__TASK TO CARRY OUT__.
Can you find the lines of the listing that include "name" and copy every one?
___
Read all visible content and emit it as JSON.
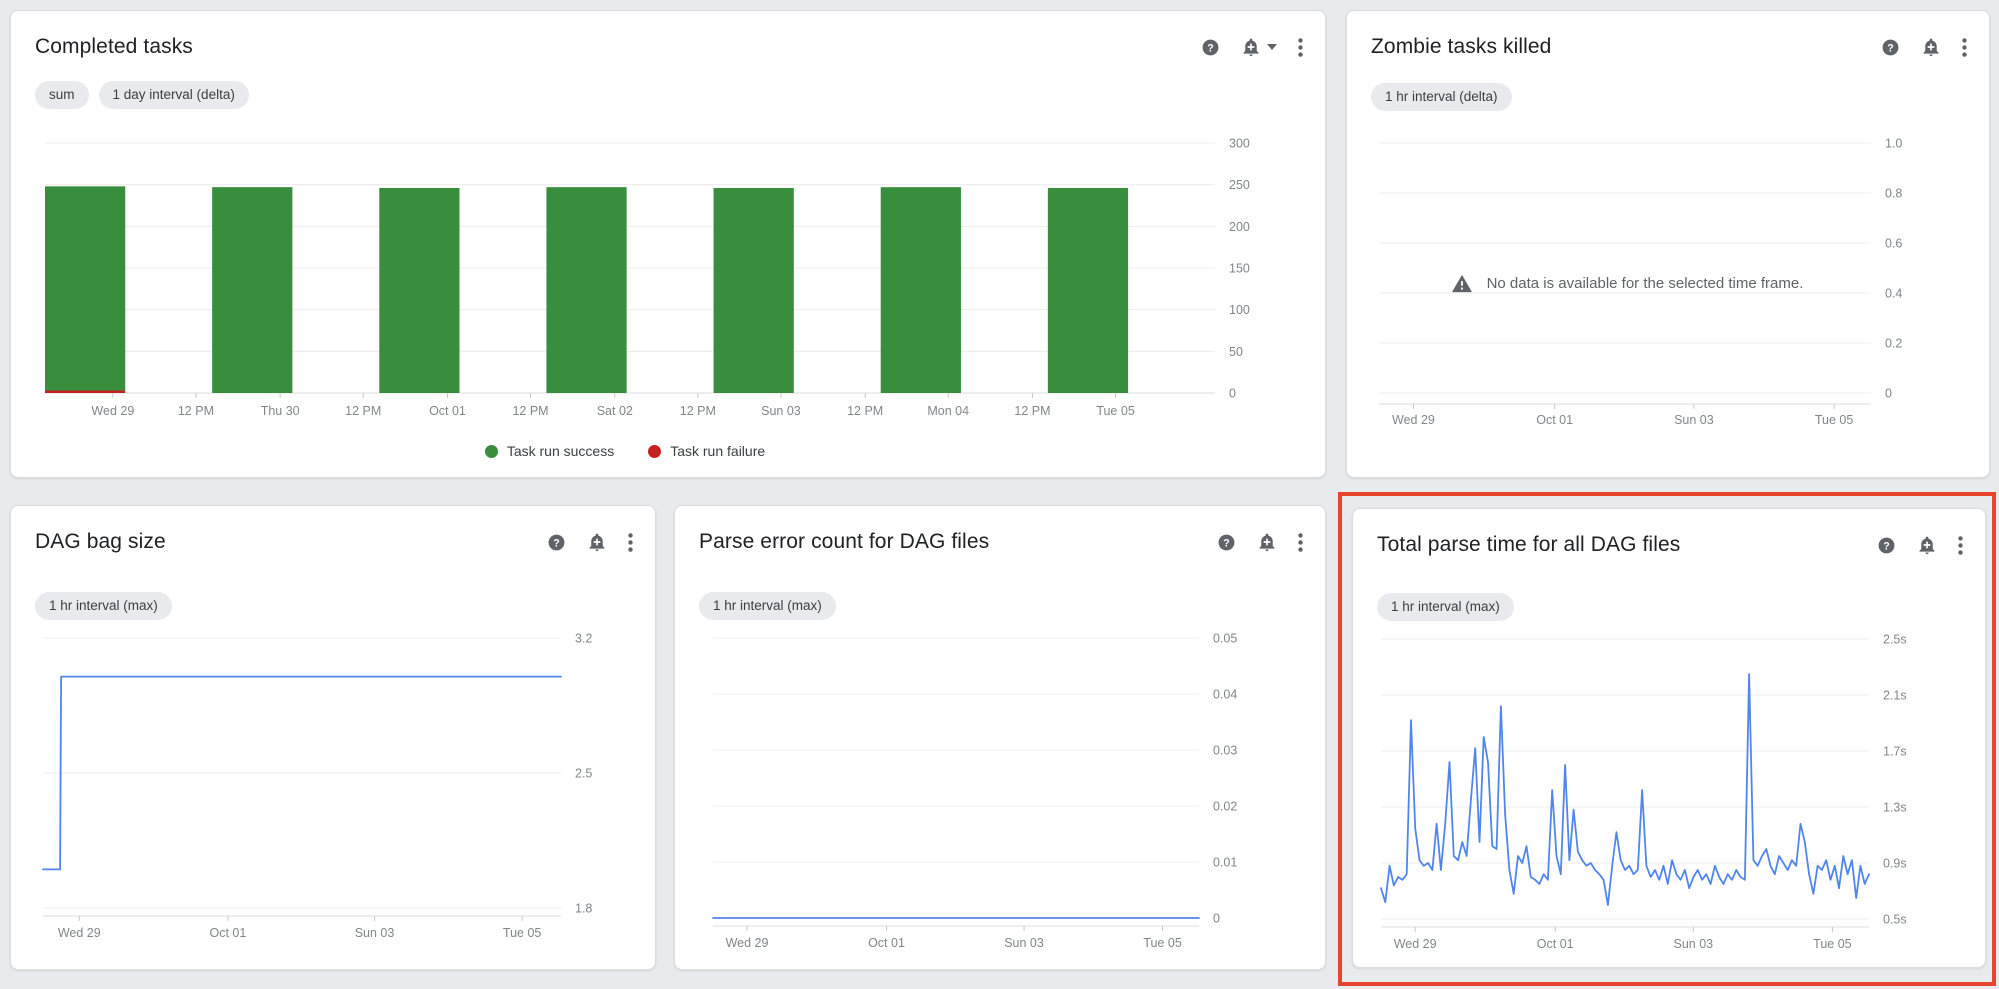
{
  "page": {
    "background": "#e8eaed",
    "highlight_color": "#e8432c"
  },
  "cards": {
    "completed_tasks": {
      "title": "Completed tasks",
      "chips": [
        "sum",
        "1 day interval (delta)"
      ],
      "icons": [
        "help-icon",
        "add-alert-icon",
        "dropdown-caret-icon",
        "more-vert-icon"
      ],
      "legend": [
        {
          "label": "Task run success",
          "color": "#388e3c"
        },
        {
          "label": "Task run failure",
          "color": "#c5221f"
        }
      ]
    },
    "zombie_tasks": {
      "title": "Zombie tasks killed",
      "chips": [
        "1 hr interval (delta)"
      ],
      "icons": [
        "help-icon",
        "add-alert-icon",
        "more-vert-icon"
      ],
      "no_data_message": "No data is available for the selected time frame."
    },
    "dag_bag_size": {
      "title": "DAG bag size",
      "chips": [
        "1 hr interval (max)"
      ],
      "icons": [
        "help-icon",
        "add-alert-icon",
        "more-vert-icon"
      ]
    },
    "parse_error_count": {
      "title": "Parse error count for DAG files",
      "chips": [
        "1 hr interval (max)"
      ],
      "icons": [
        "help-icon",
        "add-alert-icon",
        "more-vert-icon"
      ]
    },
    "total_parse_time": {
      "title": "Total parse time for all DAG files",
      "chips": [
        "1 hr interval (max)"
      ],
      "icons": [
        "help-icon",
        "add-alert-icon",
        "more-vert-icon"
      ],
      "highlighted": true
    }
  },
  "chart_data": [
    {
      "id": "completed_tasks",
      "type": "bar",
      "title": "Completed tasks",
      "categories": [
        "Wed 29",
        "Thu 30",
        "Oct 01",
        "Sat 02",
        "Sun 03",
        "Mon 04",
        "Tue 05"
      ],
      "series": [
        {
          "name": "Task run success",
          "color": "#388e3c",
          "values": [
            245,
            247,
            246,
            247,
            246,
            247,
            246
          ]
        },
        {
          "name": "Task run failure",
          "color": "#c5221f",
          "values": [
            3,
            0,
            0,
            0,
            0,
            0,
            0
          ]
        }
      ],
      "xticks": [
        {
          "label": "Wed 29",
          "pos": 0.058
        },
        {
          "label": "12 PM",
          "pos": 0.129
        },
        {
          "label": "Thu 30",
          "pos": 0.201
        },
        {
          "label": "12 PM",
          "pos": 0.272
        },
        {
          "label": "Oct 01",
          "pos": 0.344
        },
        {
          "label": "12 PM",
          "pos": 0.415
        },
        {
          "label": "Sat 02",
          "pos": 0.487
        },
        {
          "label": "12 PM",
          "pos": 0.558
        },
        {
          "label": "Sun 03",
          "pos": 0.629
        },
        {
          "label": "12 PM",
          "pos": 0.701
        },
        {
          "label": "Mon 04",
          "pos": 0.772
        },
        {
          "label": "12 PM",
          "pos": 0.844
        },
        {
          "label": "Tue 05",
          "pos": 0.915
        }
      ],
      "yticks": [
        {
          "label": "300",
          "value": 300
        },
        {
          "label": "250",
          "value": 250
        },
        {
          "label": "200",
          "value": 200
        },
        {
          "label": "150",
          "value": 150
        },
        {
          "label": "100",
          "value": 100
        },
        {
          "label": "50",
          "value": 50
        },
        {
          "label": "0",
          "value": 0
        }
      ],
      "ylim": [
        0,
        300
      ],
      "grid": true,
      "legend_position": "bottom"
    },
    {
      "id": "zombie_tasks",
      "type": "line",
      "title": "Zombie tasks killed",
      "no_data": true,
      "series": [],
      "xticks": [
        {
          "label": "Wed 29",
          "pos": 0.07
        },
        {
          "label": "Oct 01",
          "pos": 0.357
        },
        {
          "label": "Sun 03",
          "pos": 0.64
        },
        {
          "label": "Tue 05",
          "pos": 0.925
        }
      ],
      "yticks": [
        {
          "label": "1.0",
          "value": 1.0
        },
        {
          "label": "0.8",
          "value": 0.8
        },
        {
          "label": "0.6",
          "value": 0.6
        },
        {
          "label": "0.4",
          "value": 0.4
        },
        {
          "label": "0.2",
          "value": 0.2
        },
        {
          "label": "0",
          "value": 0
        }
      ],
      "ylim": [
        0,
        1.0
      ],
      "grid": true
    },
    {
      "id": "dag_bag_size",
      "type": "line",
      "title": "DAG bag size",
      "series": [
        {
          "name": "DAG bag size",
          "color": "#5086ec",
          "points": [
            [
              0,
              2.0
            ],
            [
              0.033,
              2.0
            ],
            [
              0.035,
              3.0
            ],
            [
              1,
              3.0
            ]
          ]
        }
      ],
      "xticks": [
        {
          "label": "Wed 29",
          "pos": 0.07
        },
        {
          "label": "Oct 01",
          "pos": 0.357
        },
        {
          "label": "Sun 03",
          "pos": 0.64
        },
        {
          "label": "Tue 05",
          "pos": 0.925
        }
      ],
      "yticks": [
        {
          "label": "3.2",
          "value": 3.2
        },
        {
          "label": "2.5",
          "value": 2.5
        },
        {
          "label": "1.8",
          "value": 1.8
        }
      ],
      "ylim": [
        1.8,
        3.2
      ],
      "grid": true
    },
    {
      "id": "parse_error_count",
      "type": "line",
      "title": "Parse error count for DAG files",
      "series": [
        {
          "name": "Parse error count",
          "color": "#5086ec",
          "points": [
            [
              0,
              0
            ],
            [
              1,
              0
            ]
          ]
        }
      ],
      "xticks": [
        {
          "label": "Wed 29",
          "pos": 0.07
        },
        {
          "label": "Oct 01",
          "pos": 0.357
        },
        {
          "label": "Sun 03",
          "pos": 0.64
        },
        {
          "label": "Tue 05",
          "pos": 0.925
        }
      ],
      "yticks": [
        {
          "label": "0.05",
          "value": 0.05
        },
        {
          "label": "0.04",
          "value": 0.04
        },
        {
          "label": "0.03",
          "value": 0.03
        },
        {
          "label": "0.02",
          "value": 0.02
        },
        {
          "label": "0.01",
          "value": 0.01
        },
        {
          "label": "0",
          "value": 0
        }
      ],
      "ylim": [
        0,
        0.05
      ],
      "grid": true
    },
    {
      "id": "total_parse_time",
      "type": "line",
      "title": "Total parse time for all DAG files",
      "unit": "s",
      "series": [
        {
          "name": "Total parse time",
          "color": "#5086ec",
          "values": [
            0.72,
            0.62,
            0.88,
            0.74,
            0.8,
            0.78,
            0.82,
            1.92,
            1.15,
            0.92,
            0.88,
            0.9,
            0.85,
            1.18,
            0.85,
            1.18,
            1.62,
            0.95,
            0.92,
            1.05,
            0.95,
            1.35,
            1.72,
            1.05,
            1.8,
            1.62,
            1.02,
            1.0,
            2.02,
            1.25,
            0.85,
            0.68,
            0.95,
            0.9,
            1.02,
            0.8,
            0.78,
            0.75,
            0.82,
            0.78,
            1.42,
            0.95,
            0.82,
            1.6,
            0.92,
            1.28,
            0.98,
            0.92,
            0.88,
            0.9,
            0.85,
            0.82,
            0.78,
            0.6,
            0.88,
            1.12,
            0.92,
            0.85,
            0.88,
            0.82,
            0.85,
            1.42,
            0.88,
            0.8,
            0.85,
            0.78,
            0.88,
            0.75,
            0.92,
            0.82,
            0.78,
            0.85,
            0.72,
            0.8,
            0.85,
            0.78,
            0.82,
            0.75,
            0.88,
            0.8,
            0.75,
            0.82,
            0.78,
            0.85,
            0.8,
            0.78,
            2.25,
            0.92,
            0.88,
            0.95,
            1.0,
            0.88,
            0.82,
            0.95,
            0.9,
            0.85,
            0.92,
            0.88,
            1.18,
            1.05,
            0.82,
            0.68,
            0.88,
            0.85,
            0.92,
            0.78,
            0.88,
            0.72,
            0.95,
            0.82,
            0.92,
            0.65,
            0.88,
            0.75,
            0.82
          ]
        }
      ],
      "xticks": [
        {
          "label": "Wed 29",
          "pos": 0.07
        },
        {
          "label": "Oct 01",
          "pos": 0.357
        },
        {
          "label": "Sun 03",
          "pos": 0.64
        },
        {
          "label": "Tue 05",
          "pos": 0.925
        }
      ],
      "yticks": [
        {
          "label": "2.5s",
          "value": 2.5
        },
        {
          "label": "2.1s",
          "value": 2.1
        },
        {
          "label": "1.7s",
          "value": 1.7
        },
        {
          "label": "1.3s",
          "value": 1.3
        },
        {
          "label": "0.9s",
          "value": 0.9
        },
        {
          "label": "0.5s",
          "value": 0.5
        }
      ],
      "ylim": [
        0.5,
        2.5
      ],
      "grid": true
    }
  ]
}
___
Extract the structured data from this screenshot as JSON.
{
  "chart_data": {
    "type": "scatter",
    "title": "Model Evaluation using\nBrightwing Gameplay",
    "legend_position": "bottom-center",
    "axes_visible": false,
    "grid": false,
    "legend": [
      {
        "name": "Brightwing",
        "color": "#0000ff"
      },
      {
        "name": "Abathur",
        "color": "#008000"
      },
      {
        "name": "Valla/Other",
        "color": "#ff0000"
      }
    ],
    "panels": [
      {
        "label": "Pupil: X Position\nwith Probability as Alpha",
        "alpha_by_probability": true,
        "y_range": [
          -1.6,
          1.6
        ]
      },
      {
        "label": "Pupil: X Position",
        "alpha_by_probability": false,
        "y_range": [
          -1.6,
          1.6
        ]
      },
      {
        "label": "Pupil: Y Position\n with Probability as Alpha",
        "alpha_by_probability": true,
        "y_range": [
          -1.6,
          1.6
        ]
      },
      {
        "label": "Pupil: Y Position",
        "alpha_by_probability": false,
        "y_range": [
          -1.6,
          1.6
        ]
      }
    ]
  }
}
___
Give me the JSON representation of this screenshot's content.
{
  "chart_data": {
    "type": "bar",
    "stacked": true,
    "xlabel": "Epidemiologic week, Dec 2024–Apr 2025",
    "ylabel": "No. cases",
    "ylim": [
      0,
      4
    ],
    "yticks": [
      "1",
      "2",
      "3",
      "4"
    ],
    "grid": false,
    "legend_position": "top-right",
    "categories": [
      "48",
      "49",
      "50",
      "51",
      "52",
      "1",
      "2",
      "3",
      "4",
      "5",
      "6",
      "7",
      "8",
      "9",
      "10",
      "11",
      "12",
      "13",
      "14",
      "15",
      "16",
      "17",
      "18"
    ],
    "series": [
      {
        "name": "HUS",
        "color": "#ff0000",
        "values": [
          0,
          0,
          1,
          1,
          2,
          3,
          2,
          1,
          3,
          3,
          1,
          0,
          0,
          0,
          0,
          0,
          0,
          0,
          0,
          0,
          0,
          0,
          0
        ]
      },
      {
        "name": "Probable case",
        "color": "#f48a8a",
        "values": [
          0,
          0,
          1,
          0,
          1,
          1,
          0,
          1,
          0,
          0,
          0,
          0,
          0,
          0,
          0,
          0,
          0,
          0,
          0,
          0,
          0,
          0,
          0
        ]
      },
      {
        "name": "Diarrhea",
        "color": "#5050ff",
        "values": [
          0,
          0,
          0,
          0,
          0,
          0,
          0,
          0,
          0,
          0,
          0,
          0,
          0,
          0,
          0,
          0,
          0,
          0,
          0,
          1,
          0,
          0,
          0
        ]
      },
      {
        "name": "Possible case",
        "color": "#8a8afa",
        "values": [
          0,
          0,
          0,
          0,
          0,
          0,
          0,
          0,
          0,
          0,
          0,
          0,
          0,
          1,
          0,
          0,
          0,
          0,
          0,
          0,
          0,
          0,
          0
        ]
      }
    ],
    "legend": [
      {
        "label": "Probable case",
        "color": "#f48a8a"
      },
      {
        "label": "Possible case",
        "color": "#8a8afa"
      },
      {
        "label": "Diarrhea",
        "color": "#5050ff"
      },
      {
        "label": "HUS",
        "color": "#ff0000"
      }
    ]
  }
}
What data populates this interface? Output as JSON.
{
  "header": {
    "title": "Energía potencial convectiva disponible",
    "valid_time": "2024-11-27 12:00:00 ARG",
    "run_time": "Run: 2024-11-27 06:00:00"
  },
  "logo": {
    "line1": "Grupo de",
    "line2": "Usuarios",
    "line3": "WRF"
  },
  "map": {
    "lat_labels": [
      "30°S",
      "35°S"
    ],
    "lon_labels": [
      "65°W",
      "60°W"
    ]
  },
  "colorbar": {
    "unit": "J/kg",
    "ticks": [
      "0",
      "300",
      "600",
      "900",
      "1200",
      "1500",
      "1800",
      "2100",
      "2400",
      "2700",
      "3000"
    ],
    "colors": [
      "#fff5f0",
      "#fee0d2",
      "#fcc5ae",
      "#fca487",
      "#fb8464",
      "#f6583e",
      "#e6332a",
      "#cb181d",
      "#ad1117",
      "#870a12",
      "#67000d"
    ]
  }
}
___
__WRITTEN REPLY__.
          "name": "Task run success",
          "name": "Task run failure",
          "name": "DAG bag size",
          "name": "Parse error count",
          "name": "Total parse time",
        "name": "Brightwing",
        "name": "Abathur",
        "name": "Valla/Other",
        "name": "HUS",
        "name": "Probable case",
        "name": "Diarrhea",
        "name": "Possible case",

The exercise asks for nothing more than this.